◆ OBJECTIVE: Reproduce the records exactly.

┄┄┄┄┄┄┄┄┄┄

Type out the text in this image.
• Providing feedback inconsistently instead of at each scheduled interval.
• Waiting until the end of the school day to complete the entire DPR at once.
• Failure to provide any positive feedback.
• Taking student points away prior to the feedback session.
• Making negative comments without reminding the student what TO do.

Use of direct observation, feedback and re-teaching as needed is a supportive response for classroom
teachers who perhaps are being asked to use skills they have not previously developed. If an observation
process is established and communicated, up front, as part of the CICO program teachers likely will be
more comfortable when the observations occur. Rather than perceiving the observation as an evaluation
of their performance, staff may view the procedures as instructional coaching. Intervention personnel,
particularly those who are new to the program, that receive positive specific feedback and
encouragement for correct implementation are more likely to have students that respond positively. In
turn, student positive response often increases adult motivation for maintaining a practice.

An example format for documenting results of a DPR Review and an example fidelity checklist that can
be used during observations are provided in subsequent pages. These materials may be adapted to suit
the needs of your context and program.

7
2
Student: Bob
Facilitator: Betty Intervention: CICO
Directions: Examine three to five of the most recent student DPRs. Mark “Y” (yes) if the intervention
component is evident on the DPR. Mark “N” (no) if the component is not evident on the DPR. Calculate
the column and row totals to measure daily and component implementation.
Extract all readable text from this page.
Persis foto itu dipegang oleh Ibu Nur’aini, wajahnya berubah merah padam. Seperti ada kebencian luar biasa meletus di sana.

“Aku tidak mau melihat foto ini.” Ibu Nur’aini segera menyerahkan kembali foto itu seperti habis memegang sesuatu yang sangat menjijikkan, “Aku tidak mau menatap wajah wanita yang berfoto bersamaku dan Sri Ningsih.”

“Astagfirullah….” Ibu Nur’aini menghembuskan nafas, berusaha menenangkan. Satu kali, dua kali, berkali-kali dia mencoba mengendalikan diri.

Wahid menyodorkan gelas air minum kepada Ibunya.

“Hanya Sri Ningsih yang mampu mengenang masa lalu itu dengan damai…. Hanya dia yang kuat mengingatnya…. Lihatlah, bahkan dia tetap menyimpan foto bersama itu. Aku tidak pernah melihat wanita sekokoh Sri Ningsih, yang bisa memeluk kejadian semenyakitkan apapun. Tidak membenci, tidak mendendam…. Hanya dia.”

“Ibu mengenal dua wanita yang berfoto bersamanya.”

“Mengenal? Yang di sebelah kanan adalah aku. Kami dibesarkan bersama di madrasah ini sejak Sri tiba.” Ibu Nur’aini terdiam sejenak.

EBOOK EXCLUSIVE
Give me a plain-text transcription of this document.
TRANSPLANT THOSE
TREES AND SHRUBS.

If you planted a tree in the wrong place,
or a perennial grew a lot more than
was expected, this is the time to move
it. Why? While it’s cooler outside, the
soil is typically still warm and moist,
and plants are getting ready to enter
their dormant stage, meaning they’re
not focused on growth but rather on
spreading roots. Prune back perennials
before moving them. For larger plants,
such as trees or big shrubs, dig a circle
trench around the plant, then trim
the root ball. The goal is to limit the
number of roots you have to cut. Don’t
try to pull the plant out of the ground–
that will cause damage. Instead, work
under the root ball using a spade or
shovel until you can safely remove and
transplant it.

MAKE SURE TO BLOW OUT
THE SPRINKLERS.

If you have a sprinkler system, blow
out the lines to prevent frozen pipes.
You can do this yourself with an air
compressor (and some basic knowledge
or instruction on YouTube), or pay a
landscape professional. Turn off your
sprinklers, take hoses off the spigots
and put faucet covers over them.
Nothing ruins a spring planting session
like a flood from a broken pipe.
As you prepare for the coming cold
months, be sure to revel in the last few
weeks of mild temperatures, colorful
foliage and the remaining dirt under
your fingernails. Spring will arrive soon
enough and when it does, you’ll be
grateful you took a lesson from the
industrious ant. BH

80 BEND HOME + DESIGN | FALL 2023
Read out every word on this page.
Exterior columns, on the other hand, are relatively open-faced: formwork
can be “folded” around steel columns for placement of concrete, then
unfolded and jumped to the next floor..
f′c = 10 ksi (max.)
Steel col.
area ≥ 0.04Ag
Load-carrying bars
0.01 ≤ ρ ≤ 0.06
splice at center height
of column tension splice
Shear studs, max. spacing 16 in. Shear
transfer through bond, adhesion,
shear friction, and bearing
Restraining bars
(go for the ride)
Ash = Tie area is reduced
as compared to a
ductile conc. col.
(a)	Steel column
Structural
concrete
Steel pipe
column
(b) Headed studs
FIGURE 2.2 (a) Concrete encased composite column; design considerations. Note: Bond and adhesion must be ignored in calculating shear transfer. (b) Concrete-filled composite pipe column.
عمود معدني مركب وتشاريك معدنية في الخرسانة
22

┄┄┄┄┄┄┄┄┄┄

◆ THE REPLY:
Type out the text in this image.
• Providing feedback inconsistently instead of at each scheduled interval.
• Waiting until the end of the school day to complete the entire DPR at once.
• Failure to provide any positive feedback.
• Taking student points away prior to the feedback session.
• Making negative comments without reminding the student what TO do.

Use of direct observation, feedback and re-teaching as needed is a supportive response for classroom
teachers who perhaps are being asked to use skills they have not previously developed. If an observation
process is established and communicated, up front, as part of the CICO program teachers likely will be
more comfortable when the observations occur. Rather than perceiving the observation as an evaluation
of their performance, staff may view the procedures as instructional coaching. Intervention personnel,
particularly those who are new to the program, that receive positive specific feedback and
encouragement for correct implementation are more likely to have students that respond positively. In
turn, student positive response often increases adult motivation for maintaining a practice.

An example format for documenting results of a DPR Review and an example fidelity checklist that can
be used during observations are provided in subsequent pages. These materials may be adapted to suit
the needs of your context and program.

7
2
Student: Bob
Facilitator: Betty Intervention: CICO
Directions: Examine three to five of the most recent student DPRs. Mark “Y” (yes) if the intervention
component is evident on the DPR. Mark “N” (no) if the component is not evident on the DPR. Calculate
the column and row totals to measure daily and component implementation.
Extract all readable text from this page.
Persis foto itu dipegang oleh Ibu Nur’aini, wajahnya berubah merah padam. Seperti ada kebencian luar biasa meletus di sana.

“Aku tidak mau melihat foto ini.” Ibu Nur’aini segera menyerahkan kembali foto itu seperti habis memegang sesuatu yang sangat menjijikkan, “Aku tidak mau menatap wajah wanita yang berfoto bersamaku dan Sri Ningsih.”

“Astagfirullah….” Ibu Nur’aini menghembuskan nafas, berusaha menenangkan. Satu kali, dua kali, berkali-kali dia mencoba mengendalikan diri.

Wahid menyodorkan gelas air minum kepada Ibunya.

“Hanya Sri Ningsih yang mampu mengenang masa lalu itu dengan damai…. Hanya dia yang kuat mengingatnya…. Lihatlah, bahkan dia tetap menyimpan foto bersama itu. Aku tidak pernah melihat wanita sekokoh Sri Ningsih, yang bisa memeluk kejadian semenyakitkan apapun. Tidak membenci, tidak mendendam…. Hanya dia.”

“Ibu mengenal dua wanita yang berfoto bersamanya.”

“Mengenal? Yang di sebelah kanan adalah aku. Kami dibesarkan bersama di madrasah ini sejak Sri tiba.” Ibu Nur’aini terdiam sejenak.

EBOOK EXCLUSIVE
Give me a plain-text transcription of this document.
TRANSPLANT THOSE
TREES AND SHRUBS.

If you planted a tree in the wrong place,
or a perennial grew a lot more than
was expected, this is the time to move
it. Why? While it’s cooler outside, the
soil is typically still warm and moist,
and plants are getting ready to enter
their dormant stage, meaning they’re
not focused on growth but rather on
spreading roots. Prune back perennials
before moving them. For larger plants,
such as trees or big shrubs, dig a circle
trench around the plant, then trim
the root ball. The goal is to limit the
number of roots you have to cut. Don’t
try to pull the plant out of the ground–
that will cause damage. Instead, work
under the root ball using a spade or
shovel until you can safely remove and
transplant it.

MAKE SURE TO BLOW OUT
THE SPRINKLERS.

If you have a sprinkler system, blow
out the lines to prevent frozen pipes.
You can do this yourself with an air
compressor (and some basic knowledge
or instruction on YouTube), or pay a
landscape professional. Turn off your
sprinklers, take hoses off the spigots
and put faucet covers over them.
Nothing ruins a spring planting session
like a flood from a broken pipe.
As you prepare for the coming cold
months, be sure to revel in the last few
weeks of mild temperatures, colorful
foliage and the remaining dirt under
your fingernails. Spring will arrive soon
enough and when it does, you’ll be
grateful you took a lesson from the
industrious ant. BH

80 BEND HOME + DESIGN | FALL 2023
Read out every word on this page.
Exterior columns, on the other hand, are relatively open-faced: formwork
can be “folded” around steel columns for placement of concrete, then
unfolded and jumped to the next floor..
f′c = 10 ksi (max.)
Steel col.
area ≥ 0.04Ag
Load-carrying bars
0.01 ≤ ρ ≤ 0.06
splice at center height
of column tension splice
Shear studs, max. spacing 16 in. Shear
transfer through bond, adhesion,
shear friction, and bearing
Restraining bars
(go for the ride)
Ash = Tie area is reduced
as compared to a
ductile conc. col.
(a)	Steel column
Structural
concrete
Steel pipe
column
(b) Headed studs
FIGURE 2.2 (a) Concrete encased composite column; design considerations. Note: Bond and adhesion must be ignored in calculating shear transfer. (b) Concrete-filled composite pipe column.
عمود معدني مركب وتشاريك معدنية في الخرسانة
22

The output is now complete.